Check each line for the string "导学建议". Give only the count of lines that have it.

------ DATASET EXCERPTS ------

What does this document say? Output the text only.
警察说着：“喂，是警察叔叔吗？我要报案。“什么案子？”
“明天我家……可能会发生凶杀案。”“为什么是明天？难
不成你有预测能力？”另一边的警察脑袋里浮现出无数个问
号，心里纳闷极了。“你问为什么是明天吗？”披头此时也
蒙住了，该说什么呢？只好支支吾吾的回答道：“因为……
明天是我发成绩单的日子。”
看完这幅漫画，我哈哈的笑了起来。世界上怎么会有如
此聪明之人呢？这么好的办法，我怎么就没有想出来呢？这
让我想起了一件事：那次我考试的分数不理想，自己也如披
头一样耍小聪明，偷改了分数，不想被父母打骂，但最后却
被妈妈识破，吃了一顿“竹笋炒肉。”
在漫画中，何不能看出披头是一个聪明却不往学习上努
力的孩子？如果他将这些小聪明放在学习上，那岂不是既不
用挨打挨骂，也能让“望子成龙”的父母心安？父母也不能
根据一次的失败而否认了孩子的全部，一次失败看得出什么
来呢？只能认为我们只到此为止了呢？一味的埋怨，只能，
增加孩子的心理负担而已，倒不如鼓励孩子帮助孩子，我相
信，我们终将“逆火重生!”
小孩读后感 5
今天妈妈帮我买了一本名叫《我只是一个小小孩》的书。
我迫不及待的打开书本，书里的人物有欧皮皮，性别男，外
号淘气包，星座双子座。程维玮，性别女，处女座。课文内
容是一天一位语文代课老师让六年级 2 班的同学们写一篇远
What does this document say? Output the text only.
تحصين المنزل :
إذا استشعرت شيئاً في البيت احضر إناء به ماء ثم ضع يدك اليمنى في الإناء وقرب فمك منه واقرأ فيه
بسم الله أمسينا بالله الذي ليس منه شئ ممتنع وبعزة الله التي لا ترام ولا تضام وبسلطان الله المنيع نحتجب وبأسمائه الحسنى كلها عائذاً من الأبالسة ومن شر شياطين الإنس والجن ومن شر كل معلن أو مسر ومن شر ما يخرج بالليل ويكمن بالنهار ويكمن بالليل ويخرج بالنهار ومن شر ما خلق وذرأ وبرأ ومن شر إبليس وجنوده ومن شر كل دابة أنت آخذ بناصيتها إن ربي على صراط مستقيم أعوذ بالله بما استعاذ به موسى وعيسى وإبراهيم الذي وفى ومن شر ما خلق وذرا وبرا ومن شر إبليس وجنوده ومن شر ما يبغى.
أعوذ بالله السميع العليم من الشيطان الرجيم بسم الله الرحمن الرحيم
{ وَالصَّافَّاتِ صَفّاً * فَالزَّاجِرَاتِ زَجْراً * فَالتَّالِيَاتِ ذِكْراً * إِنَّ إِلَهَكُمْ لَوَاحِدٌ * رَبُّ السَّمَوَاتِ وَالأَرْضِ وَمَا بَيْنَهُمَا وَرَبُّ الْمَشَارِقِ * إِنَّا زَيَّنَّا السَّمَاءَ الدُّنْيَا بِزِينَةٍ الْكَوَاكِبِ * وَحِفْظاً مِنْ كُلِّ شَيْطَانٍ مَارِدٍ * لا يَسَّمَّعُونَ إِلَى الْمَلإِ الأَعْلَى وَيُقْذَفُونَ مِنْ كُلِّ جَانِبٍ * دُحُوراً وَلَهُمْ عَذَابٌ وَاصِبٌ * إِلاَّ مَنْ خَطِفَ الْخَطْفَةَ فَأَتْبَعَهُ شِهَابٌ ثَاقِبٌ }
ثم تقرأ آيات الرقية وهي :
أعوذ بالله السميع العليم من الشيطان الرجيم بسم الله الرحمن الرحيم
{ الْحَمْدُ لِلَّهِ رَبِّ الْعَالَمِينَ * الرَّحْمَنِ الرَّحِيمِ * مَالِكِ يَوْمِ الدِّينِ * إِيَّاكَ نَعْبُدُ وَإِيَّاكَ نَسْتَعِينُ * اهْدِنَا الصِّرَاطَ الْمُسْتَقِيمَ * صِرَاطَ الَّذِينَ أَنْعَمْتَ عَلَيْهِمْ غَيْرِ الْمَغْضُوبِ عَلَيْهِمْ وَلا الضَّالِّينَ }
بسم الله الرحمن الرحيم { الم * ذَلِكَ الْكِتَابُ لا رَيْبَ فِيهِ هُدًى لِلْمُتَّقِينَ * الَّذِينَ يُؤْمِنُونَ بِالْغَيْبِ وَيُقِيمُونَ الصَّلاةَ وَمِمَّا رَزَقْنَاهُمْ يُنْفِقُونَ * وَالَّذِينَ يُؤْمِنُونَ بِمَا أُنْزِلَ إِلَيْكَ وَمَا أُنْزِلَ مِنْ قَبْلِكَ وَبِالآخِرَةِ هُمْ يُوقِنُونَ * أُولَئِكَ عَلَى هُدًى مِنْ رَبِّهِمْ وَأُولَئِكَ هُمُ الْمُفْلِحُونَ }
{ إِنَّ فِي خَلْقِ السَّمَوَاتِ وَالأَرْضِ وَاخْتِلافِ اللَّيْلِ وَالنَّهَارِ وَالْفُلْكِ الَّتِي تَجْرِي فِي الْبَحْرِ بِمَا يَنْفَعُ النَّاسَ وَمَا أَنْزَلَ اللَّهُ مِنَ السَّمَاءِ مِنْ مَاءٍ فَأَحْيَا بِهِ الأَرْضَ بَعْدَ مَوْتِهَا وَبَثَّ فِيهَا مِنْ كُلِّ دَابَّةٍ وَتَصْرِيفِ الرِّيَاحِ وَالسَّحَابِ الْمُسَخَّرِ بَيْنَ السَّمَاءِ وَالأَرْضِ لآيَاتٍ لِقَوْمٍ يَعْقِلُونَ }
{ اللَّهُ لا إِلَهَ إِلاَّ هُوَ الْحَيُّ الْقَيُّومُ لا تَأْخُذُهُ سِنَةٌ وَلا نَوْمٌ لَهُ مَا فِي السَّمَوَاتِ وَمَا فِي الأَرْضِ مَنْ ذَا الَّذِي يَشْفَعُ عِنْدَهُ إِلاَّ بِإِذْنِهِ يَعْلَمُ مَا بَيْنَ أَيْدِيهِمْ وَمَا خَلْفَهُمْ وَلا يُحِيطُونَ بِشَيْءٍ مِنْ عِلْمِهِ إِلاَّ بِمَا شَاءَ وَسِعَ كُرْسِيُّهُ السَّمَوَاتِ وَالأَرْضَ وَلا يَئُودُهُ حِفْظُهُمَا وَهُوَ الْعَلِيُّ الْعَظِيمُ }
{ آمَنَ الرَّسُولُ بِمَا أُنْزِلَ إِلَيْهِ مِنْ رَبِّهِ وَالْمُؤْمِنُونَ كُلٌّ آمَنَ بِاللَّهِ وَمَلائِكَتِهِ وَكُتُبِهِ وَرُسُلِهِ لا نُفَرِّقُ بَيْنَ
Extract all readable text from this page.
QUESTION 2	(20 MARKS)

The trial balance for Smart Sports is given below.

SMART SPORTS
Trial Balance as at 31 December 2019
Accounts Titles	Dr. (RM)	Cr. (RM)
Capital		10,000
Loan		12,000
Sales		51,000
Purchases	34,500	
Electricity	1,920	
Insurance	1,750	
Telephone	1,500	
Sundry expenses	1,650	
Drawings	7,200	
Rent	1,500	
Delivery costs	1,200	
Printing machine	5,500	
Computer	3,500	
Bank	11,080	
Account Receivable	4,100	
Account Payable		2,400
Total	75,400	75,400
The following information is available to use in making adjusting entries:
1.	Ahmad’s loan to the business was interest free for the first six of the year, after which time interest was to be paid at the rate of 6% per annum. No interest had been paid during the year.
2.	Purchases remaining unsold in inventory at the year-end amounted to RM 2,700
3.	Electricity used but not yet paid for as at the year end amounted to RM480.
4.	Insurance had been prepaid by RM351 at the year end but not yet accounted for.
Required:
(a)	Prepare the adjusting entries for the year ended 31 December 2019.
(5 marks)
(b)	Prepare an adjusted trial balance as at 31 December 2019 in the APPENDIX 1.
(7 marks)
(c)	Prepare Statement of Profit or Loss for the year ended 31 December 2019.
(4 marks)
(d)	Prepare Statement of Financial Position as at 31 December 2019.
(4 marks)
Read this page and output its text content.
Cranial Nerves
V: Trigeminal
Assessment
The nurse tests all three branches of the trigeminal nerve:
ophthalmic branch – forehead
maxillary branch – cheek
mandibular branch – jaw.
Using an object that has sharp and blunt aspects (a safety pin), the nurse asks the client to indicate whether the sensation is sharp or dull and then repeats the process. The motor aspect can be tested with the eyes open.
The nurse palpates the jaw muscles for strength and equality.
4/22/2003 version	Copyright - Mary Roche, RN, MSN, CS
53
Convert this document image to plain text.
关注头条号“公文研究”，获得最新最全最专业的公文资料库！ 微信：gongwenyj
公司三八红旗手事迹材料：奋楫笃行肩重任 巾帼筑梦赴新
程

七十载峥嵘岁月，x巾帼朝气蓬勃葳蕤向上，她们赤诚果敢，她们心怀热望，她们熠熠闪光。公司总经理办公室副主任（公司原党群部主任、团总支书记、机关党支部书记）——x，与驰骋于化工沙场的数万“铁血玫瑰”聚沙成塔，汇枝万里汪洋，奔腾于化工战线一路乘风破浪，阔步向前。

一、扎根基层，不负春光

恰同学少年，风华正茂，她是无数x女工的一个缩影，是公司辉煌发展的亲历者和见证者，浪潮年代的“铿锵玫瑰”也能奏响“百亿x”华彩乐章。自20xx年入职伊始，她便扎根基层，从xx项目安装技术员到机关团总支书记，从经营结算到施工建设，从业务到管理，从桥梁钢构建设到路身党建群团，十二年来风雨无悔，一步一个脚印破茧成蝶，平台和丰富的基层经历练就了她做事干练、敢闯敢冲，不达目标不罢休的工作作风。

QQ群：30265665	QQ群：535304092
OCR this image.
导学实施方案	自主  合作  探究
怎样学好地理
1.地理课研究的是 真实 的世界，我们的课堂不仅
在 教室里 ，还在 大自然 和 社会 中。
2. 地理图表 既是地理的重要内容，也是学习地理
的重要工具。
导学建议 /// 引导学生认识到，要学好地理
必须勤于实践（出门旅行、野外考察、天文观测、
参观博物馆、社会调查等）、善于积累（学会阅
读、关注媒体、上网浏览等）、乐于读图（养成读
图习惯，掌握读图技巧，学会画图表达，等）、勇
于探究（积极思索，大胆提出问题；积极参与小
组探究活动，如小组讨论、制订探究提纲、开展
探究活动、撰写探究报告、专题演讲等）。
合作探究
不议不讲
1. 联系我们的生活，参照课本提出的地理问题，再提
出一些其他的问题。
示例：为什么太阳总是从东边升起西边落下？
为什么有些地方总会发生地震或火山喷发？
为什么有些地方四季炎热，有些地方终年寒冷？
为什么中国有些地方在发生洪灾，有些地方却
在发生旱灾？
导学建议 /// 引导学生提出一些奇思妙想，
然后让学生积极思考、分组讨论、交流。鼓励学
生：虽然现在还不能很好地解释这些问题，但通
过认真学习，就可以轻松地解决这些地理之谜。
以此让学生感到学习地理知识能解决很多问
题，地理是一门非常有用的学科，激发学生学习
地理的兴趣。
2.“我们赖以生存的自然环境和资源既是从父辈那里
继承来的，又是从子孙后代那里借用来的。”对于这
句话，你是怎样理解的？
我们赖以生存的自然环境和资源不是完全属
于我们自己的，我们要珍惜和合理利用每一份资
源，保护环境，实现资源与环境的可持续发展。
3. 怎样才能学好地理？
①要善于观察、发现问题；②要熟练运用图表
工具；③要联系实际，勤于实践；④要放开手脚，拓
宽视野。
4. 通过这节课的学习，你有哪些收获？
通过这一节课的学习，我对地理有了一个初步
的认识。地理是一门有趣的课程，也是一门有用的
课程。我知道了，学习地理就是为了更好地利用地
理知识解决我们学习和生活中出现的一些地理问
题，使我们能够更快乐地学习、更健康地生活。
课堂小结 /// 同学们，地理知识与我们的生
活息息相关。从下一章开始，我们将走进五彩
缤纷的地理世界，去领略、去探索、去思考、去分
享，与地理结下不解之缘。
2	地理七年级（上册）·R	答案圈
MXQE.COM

------

§ **THE OUTPUT**:
2